[Records about charts and figures]

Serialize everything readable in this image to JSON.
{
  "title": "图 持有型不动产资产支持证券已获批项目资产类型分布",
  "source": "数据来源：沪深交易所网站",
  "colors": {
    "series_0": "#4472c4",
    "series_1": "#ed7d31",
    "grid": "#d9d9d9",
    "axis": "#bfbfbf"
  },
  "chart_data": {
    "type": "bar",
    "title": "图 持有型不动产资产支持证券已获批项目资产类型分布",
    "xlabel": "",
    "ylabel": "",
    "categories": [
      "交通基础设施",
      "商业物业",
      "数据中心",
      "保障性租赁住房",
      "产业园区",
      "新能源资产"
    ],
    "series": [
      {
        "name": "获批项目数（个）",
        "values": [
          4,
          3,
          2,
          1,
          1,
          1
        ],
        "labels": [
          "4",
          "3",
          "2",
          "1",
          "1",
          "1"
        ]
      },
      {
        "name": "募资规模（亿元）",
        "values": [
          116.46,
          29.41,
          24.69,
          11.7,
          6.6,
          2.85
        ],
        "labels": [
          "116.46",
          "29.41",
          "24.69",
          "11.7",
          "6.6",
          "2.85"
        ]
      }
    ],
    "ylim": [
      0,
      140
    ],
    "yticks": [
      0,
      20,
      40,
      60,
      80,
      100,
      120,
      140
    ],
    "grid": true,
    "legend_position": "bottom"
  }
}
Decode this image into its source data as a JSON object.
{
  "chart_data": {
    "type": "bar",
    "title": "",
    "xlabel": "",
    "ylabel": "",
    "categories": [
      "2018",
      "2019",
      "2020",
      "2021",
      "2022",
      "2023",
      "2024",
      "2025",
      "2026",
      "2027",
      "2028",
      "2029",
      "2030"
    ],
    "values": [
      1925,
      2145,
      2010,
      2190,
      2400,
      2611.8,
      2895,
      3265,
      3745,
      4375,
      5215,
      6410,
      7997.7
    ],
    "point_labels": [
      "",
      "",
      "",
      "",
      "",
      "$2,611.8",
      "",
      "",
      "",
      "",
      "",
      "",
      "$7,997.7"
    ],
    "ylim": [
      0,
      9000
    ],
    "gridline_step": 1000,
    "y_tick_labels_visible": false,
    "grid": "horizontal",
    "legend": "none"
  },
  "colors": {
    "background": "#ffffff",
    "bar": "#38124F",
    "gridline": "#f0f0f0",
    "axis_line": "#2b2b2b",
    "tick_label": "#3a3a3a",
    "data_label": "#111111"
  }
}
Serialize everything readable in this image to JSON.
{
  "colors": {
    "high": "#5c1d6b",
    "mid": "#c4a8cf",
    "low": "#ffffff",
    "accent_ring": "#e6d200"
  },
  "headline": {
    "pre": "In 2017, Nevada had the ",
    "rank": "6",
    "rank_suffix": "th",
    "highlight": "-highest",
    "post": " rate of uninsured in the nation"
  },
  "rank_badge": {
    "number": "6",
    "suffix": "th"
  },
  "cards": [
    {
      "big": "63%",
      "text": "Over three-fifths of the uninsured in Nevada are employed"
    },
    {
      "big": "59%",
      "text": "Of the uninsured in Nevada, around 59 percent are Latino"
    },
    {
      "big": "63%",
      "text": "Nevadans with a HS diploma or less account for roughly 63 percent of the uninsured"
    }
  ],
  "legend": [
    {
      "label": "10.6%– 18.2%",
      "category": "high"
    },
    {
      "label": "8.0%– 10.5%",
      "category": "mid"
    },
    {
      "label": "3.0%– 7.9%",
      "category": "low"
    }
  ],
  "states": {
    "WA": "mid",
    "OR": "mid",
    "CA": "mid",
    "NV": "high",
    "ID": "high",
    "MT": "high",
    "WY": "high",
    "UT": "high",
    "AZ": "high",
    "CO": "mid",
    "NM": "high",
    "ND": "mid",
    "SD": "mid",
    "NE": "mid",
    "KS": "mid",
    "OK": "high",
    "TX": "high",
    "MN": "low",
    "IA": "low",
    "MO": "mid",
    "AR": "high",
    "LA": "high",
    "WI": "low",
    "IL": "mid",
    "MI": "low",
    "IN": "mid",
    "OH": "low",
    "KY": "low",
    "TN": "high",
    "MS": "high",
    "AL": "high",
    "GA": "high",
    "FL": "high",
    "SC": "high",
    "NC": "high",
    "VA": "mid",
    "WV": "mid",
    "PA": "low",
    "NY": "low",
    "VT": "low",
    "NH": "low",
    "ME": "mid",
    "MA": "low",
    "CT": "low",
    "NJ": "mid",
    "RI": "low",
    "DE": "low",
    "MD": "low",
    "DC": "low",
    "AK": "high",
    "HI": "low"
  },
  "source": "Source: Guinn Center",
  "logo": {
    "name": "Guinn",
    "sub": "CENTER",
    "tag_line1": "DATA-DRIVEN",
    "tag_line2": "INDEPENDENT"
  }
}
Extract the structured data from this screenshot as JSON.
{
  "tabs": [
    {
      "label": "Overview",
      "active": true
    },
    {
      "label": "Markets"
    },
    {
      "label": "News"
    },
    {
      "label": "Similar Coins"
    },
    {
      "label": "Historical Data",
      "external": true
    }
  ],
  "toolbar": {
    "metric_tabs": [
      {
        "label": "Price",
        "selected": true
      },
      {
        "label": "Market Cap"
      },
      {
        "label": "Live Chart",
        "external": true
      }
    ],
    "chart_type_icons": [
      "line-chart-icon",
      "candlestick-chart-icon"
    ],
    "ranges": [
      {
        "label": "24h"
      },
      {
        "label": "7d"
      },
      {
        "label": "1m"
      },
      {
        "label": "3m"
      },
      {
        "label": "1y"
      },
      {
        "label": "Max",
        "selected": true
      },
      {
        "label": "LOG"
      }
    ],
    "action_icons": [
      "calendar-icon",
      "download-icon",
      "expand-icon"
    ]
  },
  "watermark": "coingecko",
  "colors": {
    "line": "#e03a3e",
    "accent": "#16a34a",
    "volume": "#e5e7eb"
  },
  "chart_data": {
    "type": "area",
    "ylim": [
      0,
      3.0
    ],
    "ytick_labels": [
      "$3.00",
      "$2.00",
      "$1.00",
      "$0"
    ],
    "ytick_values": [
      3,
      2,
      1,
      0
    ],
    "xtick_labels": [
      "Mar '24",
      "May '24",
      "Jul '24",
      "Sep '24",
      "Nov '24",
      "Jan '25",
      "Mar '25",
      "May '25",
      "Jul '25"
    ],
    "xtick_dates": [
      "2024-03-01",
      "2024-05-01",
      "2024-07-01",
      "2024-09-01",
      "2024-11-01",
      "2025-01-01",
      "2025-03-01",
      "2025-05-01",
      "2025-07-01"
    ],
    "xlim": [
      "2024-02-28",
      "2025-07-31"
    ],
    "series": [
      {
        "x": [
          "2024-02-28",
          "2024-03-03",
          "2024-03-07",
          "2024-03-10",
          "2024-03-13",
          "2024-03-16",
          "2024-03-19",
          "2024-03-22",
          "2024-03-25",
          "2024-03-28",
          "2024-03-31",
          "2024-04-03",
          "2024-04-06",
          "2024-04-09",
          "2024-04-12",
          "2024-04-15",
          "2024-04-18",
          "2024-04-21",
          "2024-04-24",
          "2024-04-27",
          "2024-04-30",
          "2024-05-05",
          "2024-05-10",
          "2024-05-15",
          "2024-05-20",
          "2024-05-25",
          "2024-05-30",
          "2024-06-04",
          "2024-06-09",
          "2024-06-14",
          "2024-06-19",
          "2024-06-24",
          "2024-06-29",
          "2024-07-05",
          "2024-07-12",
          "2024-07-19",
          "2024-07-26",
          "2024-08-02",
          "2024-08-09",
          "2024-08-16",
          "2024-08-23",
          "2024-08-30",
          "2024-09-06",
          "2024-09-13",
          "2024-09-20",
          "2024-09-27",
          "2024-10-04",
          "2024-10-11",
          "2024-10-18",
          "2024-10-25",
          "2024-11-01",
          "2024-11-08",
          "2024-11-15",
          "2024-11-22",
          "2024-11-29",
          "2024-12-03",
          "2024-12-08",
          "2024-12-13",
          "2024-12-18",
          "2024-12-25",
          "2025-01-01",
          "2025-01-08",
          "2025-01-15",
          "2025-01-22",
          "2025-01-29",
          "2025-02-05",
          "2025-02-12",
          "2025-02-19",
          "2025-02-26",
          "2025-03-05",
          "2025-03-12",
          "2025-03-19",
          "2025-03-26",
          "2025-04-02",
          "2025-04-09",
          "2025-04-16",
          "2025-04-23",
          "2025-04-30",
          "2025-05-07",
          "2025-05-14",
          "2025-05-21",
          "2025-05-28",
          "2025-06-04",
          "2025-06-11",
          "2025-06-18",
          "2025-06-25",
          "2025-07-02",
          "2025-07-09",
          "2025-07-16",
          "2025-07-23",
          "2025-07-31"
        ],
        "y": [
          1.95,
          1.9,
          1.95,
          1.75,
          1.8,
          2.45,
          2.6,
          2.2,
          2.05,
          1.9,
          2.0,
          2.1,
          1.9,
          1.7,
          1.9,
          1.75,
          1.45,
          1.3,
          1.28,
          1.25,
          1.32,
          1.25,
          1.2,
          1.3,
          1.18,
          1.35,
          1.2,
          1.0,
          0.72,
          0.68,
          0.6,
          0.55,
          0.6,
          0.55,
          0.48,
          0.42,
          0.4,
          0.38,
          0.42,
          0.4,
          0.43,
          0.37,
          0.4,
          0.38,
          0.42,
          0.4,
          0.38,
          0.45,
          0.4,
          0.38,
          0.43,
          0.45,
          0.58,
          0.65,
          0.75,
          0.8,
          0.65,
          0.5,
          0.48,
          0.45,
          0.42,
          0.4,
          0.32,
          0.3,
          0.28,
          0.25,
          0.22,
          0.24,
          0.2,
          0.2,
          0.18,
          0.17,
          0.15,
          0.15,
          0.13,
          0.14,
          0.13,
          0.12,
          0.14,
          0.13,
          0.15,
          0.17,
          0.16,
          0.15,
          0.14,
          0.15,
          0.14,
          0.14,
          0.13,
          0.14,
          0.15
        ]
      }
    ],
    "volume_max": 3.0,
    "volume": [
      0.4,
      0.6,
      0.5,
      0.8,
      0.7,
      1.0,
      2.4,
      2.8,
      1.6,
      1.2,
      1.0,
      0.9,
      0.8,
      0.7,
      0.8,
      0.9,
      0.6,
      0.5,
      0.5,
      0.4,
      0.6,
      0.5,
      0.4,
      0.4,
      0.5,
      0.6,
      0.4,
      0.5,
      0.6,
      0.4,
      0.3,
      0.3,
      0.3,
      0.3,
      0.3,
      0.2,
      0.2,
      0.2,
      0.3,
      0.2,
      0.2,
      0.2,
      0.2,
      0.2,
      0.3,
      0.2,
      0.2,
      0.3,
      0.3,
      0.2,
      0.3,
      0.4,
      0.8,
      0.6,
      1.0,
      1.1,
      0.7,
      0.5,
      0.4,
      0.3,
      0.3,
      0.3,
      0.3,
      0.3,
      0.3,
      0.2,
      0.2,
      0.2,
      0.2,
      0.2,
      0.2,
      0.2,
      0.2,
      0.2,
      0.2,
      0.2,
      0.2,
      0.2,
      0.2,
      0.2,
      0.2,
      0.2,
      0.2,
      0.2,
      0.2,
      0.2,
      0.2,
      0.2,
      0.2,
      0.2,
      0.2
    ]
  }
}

[Task statement] From the entries above, list each line with "text" in it.

[Response to the task]
      "text": "Over three-fifths of the uninsured in Nevada are employed"
      "text": "Of the uninsured in Nevada, around 59 percent are Latino"
      "text": "Nevadans with a HS diploma or less account for roughly 63 percent of the uninsured"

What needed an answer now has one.